• [Given instruction 1] Copy out the lines of the records verbatim, starting with the line containing "fhr-tick-label: 160 (530, 282, 538, 287)" and ending with the line containing "media-player-icon[interactable]: ▶ (382, 836, 412, 866)", with both of those lines included.

○ ○ ○ ○

Lately, life has reminded me a lot of grade school. Why, you may ask, has my life brought on these feelings of reminiscence? It’s because every BIG life lesson was first presented to me when the complexities of life were much less complex. When your place at the lunch table was a daily reminder of your place on the ‘food chain’. When the sunshine and solace of recess was the only freedom your little heart needed. When notes, journals and diaries stood in place of texts, blogs and social media as your relief from the unjust world of society. When teacher’s pets brown-nosed to academic peaks in the classroom… and bullies ruled the school yard.
I now find myself struggling with the glaring similarities between the school yard and the work yard, the same games are being played with much higher stakes. Popularity contests, constant self-campaigning, he-said-she-said gossip trails of ‘telephone’ and the ever present comparison to your peers. Are you smart enough? Are you fast enough? Are you funny enough? Are you pretty enough? Are you rich enough? Are you good enough? All of these simple truths carried on from childhood have created a foundation of principles that have followed me into adulthood.
I don’t need to be popular. I don’t need to be the class president. I don’t need to hear the latest gossip. I don’t need to constantly compare myself to others. I don’t need to make a habit of seeking outside validation. Self-confidence doesn’t come from your title in the yearbook, your place at the lunch table or the label on your clothes. Self-confidence can only truly come from within ones-self.
We instill this value within ourselves by harboring healthy habits and producing healthy actions. Praising others, making no place for jealousy, following our truth and dealing justly. But what happens when we are met with someone who isn’t exactly harboring these values or reciprocating these actions? What happens when we encounter a bully?
In the 5th Grade I was faced with my first true blue, bad to the bone bully. Feeling no need to take rank in school yard society, I floated happily between the land of the popular, the land of the book-worms, and the land of the rebels. The popular children withstood me, the book-worms tried to reform me, and the rebels tried to break me. This seemed to work for me, I liked living the life of a social butterfly free of classist restrictions. I learned how to hold my own in each world. Small talking with the populars, theorizing with the book-worms and knocking the constraints of society with the rebels. I learned how to relate to a wide variety of personalities.
In the world of the rebels, one queen reigned supreme. Amy Barter, the trash talking queen of the neighborhood and the queen bee of the schoolyard. For some reason, Ms. Barter had taken a likin’ to me. While I didn’t understand this friendship fully, I embraced it with open arms; trust didn’t have to be earned in grade school. As the school year lead on, slumber parties and weekends brought us closer and I was sure we were on the fast track to being BFF’s. That was, until, one fine day when I almost met my maker on the hot black asphalt paving the back schoolyard of Grant Line Elementary School.

○ ○ ○ ○

• [Given instruction 2] Write out the section of the grade-school essay that begins with the words "I now find myself" and ends with "me into adulthood.", swapping "peers" for "coworkers".

Rows from a dataset

○ ○ ○ ○

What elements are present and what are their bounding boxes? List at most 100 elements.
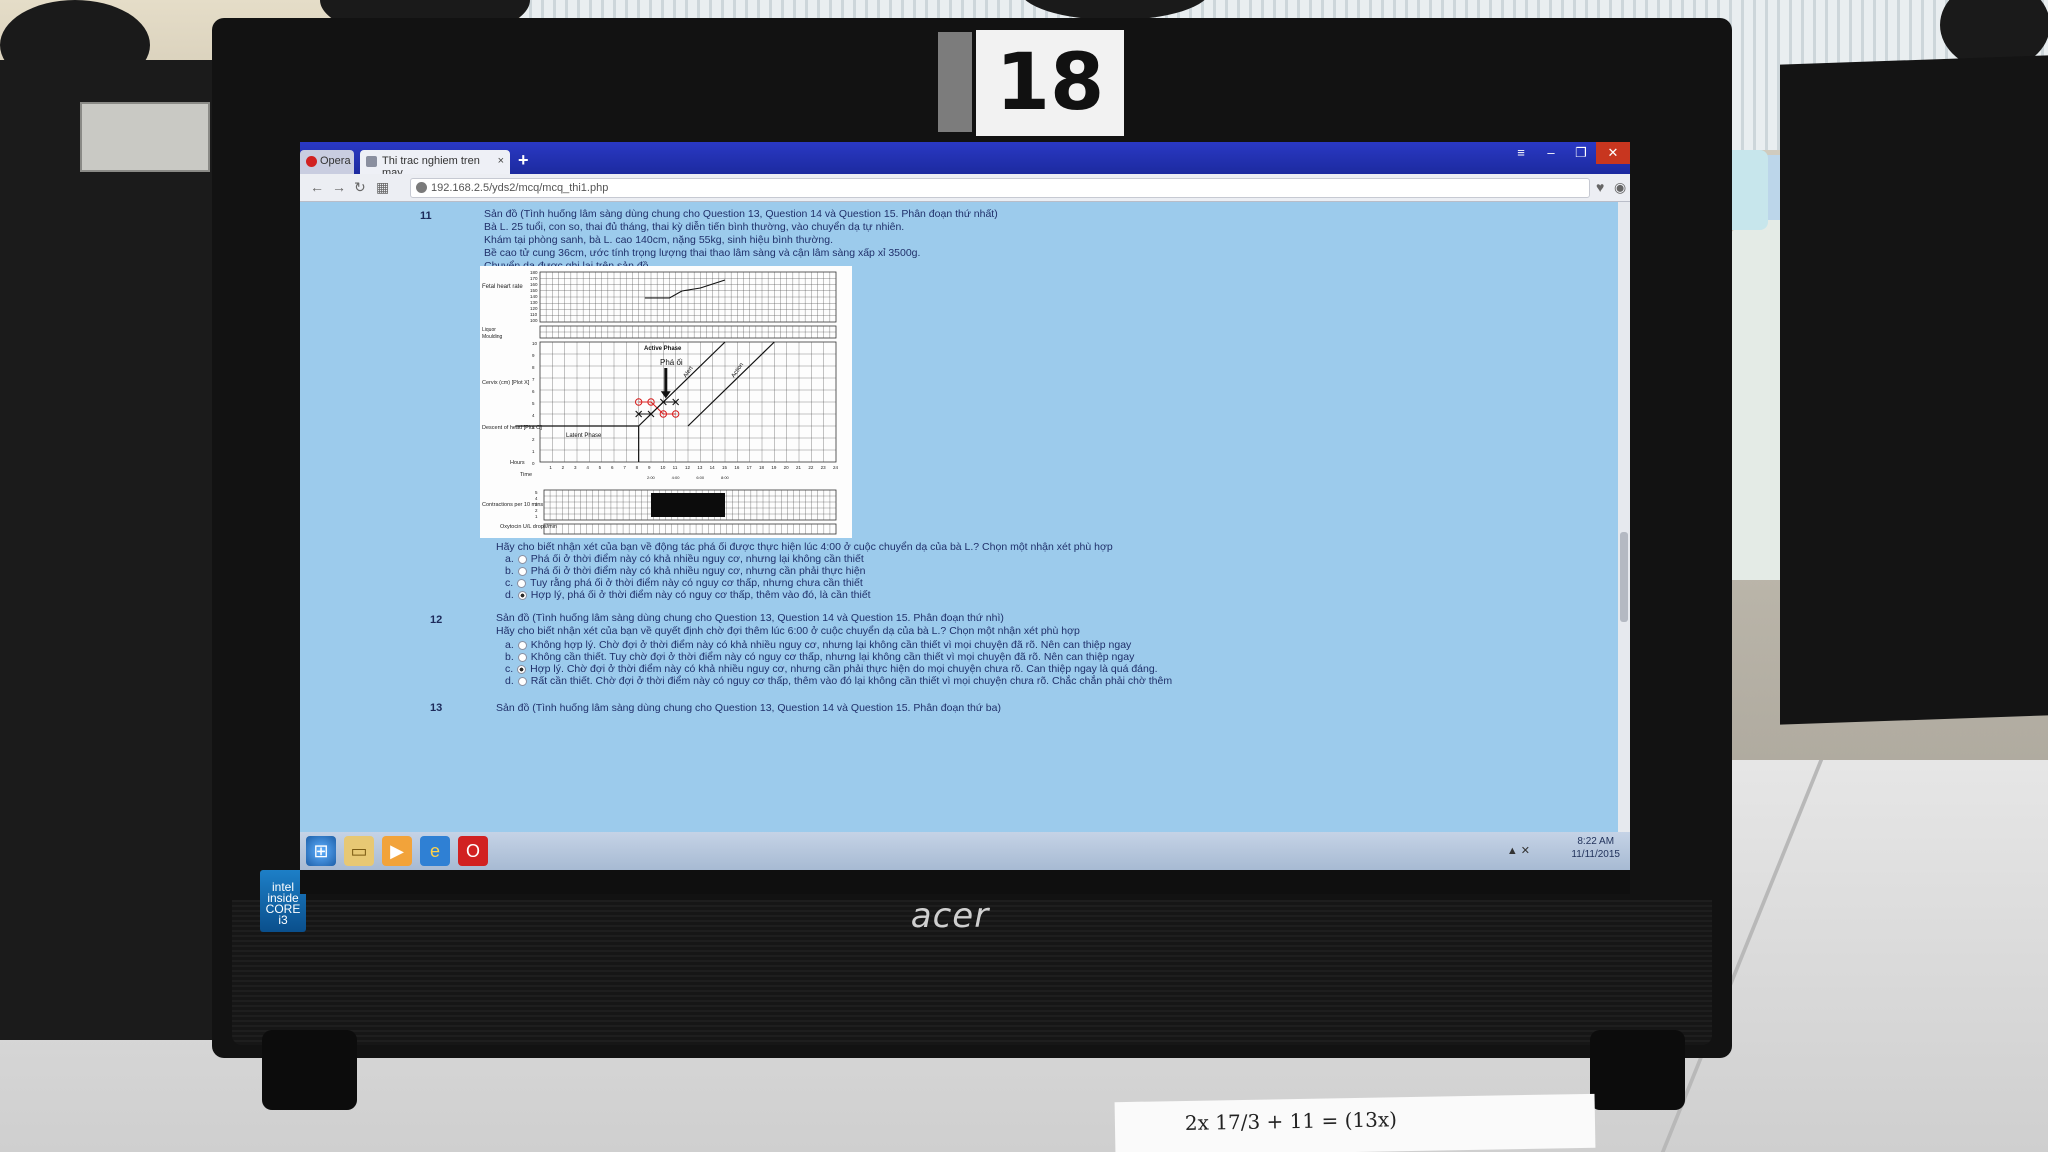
fhr-tick-label: 160 (530, 282, 538, 287)
option-radio-selected[interactable] (517, 590, 527, 600)
hour-tick-label: 17 (747, 465, 753, 470)
fhr-tick-label: 150 (530, 288, 538, 293)
option-letter: b. (505, 565, 514, 577)
fhr-tick-label: 100 (530, 318, 538, 323)
back-icon[interactable]: ← (310, 179, 324, 195)
media-player-icon[interactable]: ▶ (382, 836, 412, 866)
time-mark-label: 6:00 (696, 475, 705, 480)
fhr-tick-label: 110 (530, 312, 538, 317)
question-number: 12 (430, 614, 443, 626)
hour-tick-label: 21 (796, 465, 802, 470)
hour-tick-label: 22 (808, 465, 814, 470)
tab-exam[interactable]: Thi trac nghiem tren may × (360, 150, 510, 179)
answer-option[interactable]: d. Rất cần thiết. Chờ đợi ở thời điểm nà… (505, 675, 1172, 687)
time-mark-label: 4:00 (672, 475, 681, 480)
tray-network-icon[interactable]: ▲ ✕ (1507, 844, 1530, 857)
oxytocin-label: Oxytocin U/L drops/min (500, 524, 557, 530)
page-scrollbar[interactable] (1618, 202, 1630, 832)
monitor-foot-right (1590, 1030, 1685, 1110)
option-letter: c. (505, 577, 514, 589)
option-text: Không cần thiết. Tuy chờ đợi ở thời điểm… (530, 651, 1135, 663)
option-text: Tuy rằng phá ối ở thời điểm này có nguy … (530, 577, 863, 589)
clock-date: 11/11/2015 (1571, 849, 1620, 860)
option-text: Không hợp lý. Chờ đợi ở thời điểm này có… (530, 639, 1132, 651)
fhr-tick-label: 140 (530, 294, 538, 299)
option-radio-selected[interactable] (517, 664, 527, 674)
contractions-label: Contractions per 10 mins (482, 502, 543, 508)
minimize-button[interactable]: – (1536, 142, 1566, 164)
answer-option[interactable]: c. Tuy rằng phá ối ở thời điểm này có ng… (505, 577, 863, 589)
speed-dial-icon[interactable]: ▦ (376, 179, 389, 196)
hour-tick-label: 11 (673, 465, 678, 470)
option-radio[interactable] (517, 676, 527, 686)
question-text: Sản đồ (Tình huống lâm sàng dùng chung c… (496, 702, 1001, 715)
option-radio[interactable] (517, 554, 527, 564)
close-button[interactable]: ✕ (1596, 142, 1630, 164)
contractions-block (651, 493, 725, 517)
question-number: 13 (430, 702, 443, 714)
site-info-icon[interactable] (416, 182, 427, 193)
tape-strip (938, 32, 972, 132)
option-letter: b. (505, 651, 514, 663)
option-letter: d. (505, 589, 514, 601)
page-icon (366, 156, 377, 167)
forward-icon[interactable]: → (332, 179, 346, 195)
screen: Opera Thi trac nghiem tren may × + ≡ – ❐… (300, 142, 1630, 894)
bezel-lower (300, 870, 1630, 894)
menu-icon[interactable]: ≡ (1506, 142, 1536, 164)
time-mark-label: 2:00 (647, 475, 656, 480)
internet-explorer-icon[interactable]: e (420, 836, 450, 866)
answer-option[interactable]: a. Phá ối ở thời điểm này có khả nhiều n… (505, 553, 864, 565)
hours-label: Hours (510, 460, 525, 466)
option-letter: c. (505, 663, 514, 675)
account-icon[interactable]: ◉ (1614, 179, 1626, 196)
hour-tick-label: 19 (771, 465, 777, 470)
question-text: Sản đồ (Tình huống lâm sàng dùng chung c… (496, 612, 1080, 638)
windows-start-icon[interactable]: ⊞ (306, 836, 336, 866)
hour-tick-label: 12 (685, 465, 691, 470)
url-text: 192.168.2.5/yds2/mcq/mcq_thi1.php (431, 182, 609, 194)
cervix-label: Cervix (cm) [Plot X] (482, 380, 530, 386)
file-explorer-icon[interactable]: ▭ (344, 836, 374, 866)
url-field[interactable]: 192.168.2.5/yds2/mcq/mcq_thi1.php (410, 178, 1590, 198)
reload-icon[interactable]: ↻ (354, 179, 366, 196)
maximize-button[interactable]: ❐ (1566, 142, 1596, 164)
active-phase-label: Active Phase (644, 346, 682, 352)
answer-option[interactable]: b. Phá ối ở thời điểm này có khả nhiều n… (505, 565, 866, 577)
answer-option[interactable]: a. Không hợp lý. Chờ đợi ở thời điểm này… (505, 639, 1131, 651)
browser-titlebar: Opera Thi trac nghiem tren may × + ≡ – ❐… (300, 142, 1630, 179)
neighbor-monitor-right (1780, 55, 2048, 725)
new-tab-button[interactable]: + (518, 150, 529, 171)
opera-icon[interactable]: O (458, 836, 488, 866)
option-radio[interactable] (517, 640, 527, 650)
option-radio[interactable] (517, 578, 527, 588)
tab-close-icon[interactable]: × (498, 155, 504, 167)
exam-page: 11 Sản đồ (Tình huống lâm sàng dùng chun… (300, 202, 1618, 832)
question-line: Hãy cho biết nhận xét của bạn về quyết đ… (496, 625, 1080, 637)
option-text: Rất cần thiết. Chờ đợi ở thời điểm này c… (530, 675, 1173, 687)
hour-tick-label: 15 (722, 465, 728, 470)
option-text: Hợp lý, phá ối ở thời điểm này có nguy c… (530, 589, 871, 601)
hour-tick-label: 18 (759, 465, 765, 470)
heart-icon[interactable]: ♥ (1596, 179, 1604, 195)
scrollbar-thumb[interactable] (1620, 532, 1628, 622)
option-text: Phá ối ở thời điểm này có khả nhiều nguy… (530, 553, 864, 565)
fhr-tick-label: 120 (530, 306, 538, 311)
hour-tick-label: 13 (697, 465, 703, 470)
option-radio[interactable] (517, 566, 527, 576)
option-letter: d. (505, 675, 514, 687)
fhr-tick-label: 180 (530, 270, 538, 275)
time-mark-label: 8:00 (721, 475, 730, 480)
option-radio[interactable] (517, 652, 527, 662)
tab-opera-menu[interactable]: Opera (300, 150, 354, 174)
fhr-tick-label: 130 (530, 300, 538, 305)
system-clock[interactable]: 8:22 AM 11/11/2015 (1571, 835, 1620, 861)
answer-option[interactable]: c. Hợp lý. Chờ đợi ở thời điểm này có kh… (505, 663, 1158, 675)
answer-option[interactable]: d. Hợp lý, phá ối ở thời điểm này có ngu… (505, 589, 871, 601)
question-line: Bề cao tử cung 36cm, ước tính trọng lượn… (484, 247, 921, 259)
tab-opera-label: Opera (320, 155, 351, 167)
partograph-image: 180 170 160 150 140 130 120 110 100 10 9 8 7 6 5 4 3 2 1 0 1… (480, 266, 852, 538)
option-text: Phá ối ở thời điểm này có khả nhiều nguy… (530, 565, 866, 577)
answer-option[interactable]: b. Không cần thiết. Tuy chờ đợi ở thời đ… (505, 651, 1134, 663)
hour-tick-label: 24 (833, 465, 839, 470)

○ ○ ○ ○

• [Full response 1]
fhr-tick-label: 160 (530, 282, 538, 287)
option-radio-selected[interactable] (517, 590, 527, 600)
hour-tick-label: 17 (747, 465, 753, 470)
fhr-tick-label: 150 (530, 288, 538, 293)
option-letter: b. (505, 565, 514, 577)
fhr-tick-label: 100 (530, 318, 538, 323)
back-icon[interactable]: ← (310, 179, 324, 195)
media-player-icon[interactable]: ▶ (382, 836, 412, 866)

• [Full response 2]
I now find myself struggling with the glaring similarities between the school yard and the work yard, the same games are being played with much higher stakes. Popularity contests, constant self-campaigning, he-said-she-said gossip trails of ‘telephone’ and the ever present comparison to your coworkers. Are you smart enough? Are you fast enough? Are you funny enough? Are you pretty enough? Are you rich enough? Are you good enough? All of these simple truths carried on from childhood have created a foundation of principles that have followed me into adulthood.